Extracted records:

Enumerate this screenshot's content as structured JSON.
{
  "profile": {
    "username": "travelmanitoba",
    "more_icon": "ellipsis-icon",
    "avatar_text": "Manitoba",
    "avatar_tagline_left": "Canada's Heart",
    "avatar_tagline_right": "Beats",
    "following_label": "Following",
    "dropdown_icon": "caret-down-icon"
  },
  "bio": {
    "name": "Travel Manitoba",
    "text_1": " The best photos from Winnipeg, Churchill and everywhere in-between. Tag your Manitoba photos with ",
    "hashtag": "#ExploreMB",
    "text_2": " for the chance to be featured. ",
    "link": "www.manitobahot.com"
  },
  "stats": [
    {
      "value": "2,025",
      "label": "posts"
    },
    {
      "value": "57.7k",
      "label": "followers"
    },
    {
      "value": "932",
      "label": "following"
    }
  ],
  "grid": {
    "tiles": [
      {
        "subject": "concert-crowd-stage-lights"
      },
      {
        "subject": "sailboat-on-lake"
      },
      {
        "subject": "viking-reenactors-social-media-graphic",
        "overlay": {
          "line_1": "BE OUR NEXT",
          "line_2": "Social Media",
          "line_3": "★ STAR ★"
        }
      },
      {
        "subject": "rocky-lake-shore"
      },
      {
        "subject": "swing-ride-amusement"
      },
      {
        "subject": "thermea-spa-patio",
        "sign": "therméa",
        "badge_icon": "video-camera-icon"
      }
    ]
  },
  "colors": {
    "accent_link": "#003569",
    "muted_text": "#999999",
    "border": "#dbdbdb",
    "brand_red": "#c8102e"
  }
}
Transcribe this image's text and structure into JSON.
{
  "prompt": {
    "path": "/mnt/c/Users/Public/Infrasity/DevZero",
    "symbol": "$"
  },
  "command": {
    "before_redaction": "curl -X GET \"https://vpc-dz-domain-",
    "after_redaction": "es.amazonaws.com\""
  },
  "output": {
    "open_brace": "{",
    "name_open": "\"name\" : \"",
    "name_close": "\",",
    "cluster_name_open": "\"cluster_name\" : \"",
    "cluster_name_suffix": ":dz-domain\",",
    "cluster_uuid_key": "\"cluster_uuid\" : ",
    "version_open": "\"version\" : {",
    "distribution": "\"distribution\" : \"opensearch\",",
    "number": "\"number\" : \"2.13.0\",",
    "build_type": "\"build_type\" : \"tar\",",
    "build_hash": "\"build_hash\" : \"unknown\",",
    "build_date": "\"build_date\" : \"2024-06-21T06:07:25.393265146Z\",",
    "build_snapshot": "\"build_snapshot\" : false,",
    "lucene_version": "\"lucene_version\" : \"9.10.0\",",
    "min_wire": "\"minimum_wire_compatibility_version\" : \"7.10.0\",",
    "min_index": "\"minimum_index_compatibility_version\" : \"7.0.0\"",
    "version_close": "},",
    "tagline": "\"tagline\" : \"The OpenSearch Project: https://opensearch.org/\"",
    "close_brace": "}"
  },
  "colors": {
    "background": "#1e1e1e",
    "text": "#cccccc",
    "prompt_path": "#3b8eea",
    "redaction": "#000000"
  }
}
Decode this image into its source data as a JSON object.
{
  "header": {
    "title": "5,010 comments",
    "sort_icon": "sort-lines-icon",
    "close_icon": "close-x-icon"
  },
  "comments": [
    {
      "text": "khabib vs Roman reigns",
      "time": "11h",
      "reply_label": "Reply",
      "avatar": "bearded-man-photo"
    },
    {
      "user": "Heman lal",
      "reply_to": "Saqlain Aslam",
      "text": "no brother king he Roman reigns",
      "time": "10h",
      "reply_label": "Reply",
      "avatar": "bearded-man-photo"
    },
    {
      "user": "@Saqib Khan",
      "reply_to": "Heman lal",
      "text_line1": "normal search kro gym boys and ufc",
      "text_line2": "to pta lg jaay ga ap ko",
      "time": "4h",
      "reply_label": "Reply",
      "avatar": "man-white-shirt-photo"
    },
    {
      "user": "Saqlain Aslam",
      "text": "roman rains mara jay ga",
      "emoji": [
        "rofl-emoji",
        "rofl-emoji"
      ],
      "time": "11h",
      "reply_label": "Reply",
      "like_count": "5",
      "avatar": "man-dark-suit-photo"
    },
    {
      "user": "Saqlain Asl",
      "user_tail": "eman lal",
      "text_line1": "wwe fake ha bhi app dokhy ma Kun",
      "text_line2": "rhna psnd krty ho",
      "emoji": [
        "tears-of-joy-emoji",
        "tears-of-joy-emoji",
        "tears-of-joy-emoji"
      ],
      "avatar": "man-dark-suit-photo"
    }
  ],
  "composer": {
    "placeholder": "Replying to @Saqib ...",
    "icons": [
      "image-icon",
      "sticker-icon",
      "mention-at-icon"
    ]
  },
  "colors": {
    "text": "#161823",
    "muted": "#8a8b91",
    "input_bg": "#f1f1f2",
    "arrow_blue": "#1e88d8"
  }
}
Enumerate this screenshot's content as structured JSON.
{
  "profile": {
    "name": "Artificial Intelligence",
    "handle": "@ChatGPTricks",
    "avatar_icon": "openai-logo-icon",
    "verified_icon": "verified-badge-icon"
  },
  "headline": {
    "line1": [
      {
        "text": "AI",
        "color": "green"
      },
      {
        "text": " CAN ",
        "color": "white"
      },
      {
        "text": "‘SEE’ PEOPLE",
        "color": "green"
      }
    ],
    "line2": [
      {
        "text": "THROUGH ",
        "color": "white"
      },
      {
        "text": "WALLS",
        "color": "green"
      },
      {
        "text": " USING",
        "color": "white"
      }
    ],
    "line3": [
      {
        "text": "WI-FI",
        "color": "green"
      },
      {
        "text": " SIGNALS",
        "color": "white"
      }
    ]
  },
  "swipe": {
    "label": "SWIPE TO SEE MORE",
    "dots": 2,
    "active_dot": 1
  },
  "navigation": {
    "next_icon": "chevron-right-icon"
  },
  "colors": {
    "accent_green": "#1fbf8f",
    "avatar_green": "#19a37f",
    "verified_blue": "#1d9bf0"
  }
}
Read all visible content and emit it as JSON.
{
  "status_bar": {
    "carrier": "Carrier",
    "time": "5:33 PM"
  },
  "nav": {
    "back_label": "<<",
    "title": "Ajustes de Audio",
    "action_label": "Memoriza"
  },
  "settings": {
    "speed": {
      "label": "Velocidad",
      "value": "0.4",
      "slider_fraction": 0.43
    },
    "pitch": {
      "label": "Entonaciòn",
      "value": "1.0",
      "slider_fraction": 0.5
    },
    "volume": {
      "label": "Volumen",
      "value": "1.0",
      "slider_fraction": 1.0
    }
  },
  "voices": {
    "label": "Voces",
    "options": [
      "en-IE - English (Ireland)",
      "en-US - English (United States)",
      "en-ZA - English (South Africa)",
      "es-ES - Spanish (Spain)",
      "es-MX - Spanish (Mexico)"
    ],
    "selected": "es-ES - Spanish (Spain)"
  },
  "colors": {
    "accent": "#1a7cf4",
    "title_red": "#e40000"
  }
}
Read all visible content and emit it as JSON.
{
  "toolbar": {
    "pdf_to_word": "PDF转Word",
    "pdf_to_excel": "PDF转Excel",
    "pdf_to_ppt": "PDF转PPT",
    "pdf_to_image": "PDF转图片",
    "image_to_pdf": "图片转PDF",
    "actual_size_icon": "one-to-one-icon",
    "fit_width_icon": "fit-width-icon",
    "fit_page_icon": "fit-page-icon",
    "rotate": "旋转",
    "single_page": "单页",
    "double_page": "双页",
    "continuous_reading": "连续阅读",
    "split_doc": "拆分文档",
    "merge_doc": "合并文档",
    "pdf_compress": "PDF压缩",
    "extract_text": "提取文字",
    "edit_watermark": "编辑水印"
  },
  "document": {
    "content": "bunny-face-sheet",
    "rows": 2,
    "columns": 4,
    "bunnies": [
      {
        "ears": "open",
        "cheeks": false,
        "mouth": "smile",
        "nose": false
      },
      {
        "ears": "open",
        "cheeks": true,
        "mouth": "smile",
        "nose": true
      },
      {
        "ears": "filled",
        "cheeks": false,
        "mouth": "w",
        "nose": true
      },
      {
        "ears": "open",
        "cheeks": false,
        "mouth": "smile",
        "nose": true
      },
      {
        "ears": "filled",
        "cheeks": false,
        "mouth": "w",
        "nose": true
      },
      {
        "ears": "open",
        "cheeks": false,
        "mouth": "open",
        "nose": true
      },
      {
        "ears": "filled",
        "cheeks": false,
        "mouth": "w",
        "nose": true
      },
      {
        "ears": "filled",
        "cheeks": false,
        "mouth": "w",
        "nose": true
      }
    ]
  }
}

• **Requirement**
Some lines of the records may hold the word "into". How many do? Answer with a number and nothing else.

• **Solution for this exercise**
2